Task objective: Reproduce the lines of the material below, replacing "ornament-icon" with "divider-icon" wherever it occurs and keeping everything else the same. Leave the picture out of your answer.

-.-.-

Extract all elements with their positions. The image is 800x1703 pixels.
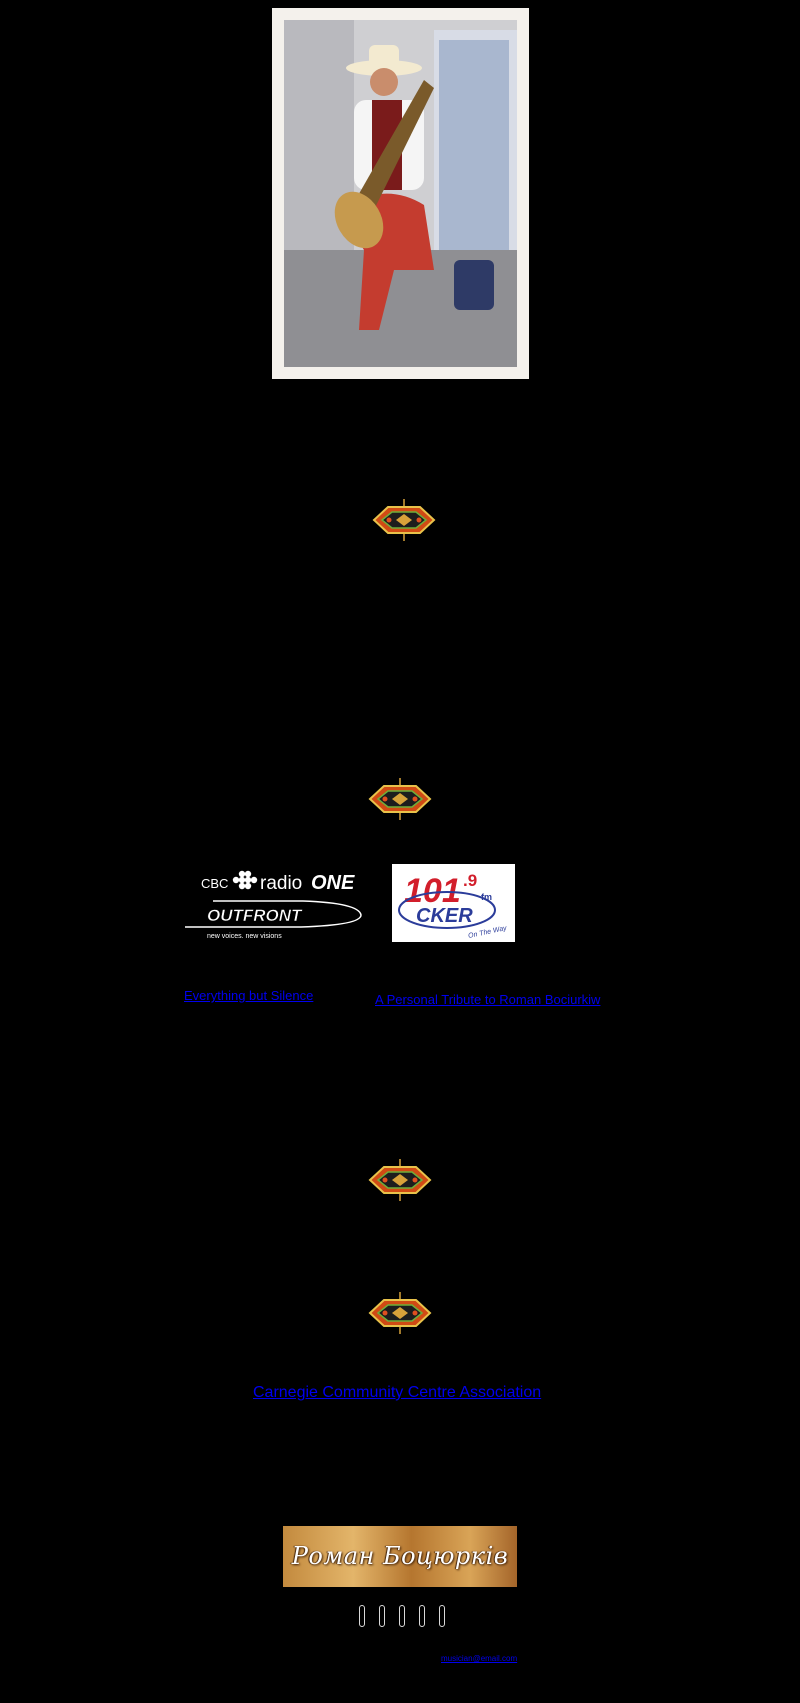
name-banner: Роман Боцюрків — [283, 1526, 517, 1587]
one-text: ONE — [311, 872, 355, 894]
outfront-tagline: new voices. new visions — [207, 933, 282, 940]
cbc-gem-icon — [232, 870, 258, 890]
nav-button[interactable] — [439, 1605, 445, 1627]
ornament-icon — [368, 778, 432, 820]
cbc-outfront-logo: CBC radio ONE OUTFRONT new voices. new v… — [183, 865, 364, 943]
ornament-icon — [368, 1159, 432, 1201]
everything-but-silence-link[interactable]: Everything but Silence — [184, 988, 313, 1003]
banner-name: Роман Боцюрків — [291, 1542, 509, 1570]
cker-slogan: On The Way — [468, 925, 508, 940]
radio-text: radio — [260, 873, 302, 894]
tribute-link[interactable]: A Personal Tribute to Roman Bociurkiw — [375, 992, 600, 1007]
nav-button[interactable] — [379, 1605, 385, 1627]
nav-button[interactable] — [419, 1605, 425, 1627]
cker-frequency-decimal: .9 — [463, 871, 477, 890]
nav-button[interactable] — [359, 1605, 365, 1627]
ornament-icon — [368, 1292, 432, 1334]
outfront-text: OUTFRONT — [207, 906, 303, 925]
cker-station: CKER — [416, 905, 473, 927]
cker-logo: 101 .9 fm CKER On The Way — [392, 864, 515, 942]
carnegie-centre-link[interactable]: Carnegie Community Centre Association — [253, 1384, 541, 1402]
ornament-icon — [372, 499, 436, 541]
cbc-text: CBC — [201, 876, 228, 891]
email-link[interactable]: musician@email.com — [441, 1654, 517, 1663]
musician-photo-icon — [284, 20, 517, 367]
nav-button[interactable] — [399, 1605, 405, 1627]
hero-photo — [272, 8, 529, 379]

-.-.-

Result:
Extract all elements with their positions. The image is 800x1703 pixels.
name-banner: Роман Боцюрків — [283, 1526, 517, 1587]
one-text: ONE — [311, 872, 355, 894]
outfront-tagline: new voices. new visions — [207, 933, 282, 940]
cbc-gem-icon — [232, 870, 258, 890]
nav-button[interactable] — [439, 1605, 445, 1627]
divider-icon — [368, 778, 432, 820]
cbc-outfront-logo: CBC radio ONE OUTFRONT new voices. new v… — [183, 865, 364, 943]
divider-icon — [368, 1159, 432, 1201]
everything-but-silence-link[interactable]: Everything but Silence — [184, 988, 313, 1003]
banner-name: Роман Боцюрків — [291, 1542, 509, 1570]
cker-slogan: On The Way — [468, 925, 508, 940]
radio-text: radio — [260, 873, 302, 894]
tribute-link[interactable]: A Personal Tribute to Roman Bociurkiw — [375, 992, 600, 1007]
nav-button[interactable] — [379, 1605, 385, 1627]
nav-button[interactable] — [419, 1605, 425, 1627]
cker-frequency-decimal: .9 — [463, 871, 477, 890]
nav-button[interactable] — [359, 1605, 365, 1627]
divider-icon — [368, 1292, 432, 1334]
outfront-text: OUTFRONT — [207, 906, 303, 925]
cker-station: CKER — [416, 905, 473, 927]
cker-logo: 101 .9 fm CKER On The Way — [392, 864, 515, 942]
carnegie-centre-link[interactable]: Carnegie Community Centre Association — [253, 1384, 541, 1402]
divider-icon — [372, 499, 436, 541]
cbc-text: CBC — [201, 876, 228, 891]
email-link[interactable]: musician@email.com — [441, 1654, 517, 1663]
musician-photo-icon — [284, 20, 517, 367]
nav-button[interactable] — [399, 1605, 405, 1627]
hero-photo — [272, 8, 529, 379]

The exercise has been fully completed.